* [Task requirements]
Lines containing "that" are to be counted. Report the count alone.

* [The data]

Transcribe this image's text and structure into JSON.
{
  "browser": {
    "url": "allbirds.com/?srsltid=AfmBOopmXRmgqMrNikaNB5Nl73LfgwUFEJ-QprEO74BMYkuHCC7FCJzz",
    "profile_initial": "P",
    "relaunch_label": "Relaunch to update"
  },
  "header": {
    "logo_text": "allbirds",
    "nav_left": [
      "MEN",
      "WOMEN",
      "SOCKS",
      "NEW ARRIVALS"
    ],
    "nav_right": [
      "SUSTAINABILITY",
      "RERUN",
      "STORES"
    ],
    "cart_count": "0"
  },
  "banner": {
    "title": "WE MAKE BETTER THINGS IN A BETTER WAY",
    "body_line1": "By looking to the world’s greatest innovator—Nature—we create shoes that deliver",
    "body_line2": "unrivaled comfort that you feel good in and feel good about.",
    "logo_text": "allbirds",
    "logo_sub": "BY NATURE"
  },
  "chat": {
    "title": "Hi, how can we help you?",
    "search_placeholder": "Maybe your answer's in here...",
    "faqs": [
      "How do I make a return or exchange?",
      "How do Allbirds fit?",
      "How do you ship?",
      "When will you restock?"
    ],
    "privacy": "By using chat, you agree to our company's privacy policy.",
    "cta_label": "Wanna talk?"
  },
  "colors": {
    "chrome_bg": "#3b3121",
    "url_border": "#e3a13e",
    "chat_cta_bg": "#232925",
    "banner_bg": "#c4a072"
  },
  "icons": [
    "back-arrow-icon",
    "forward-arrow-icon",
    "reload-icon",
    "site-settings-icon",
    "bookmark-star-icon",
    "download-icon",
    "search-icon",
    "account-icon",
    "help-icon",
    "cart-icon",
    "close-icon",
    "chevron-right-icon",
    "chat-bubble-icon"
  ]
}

* [Response below]
2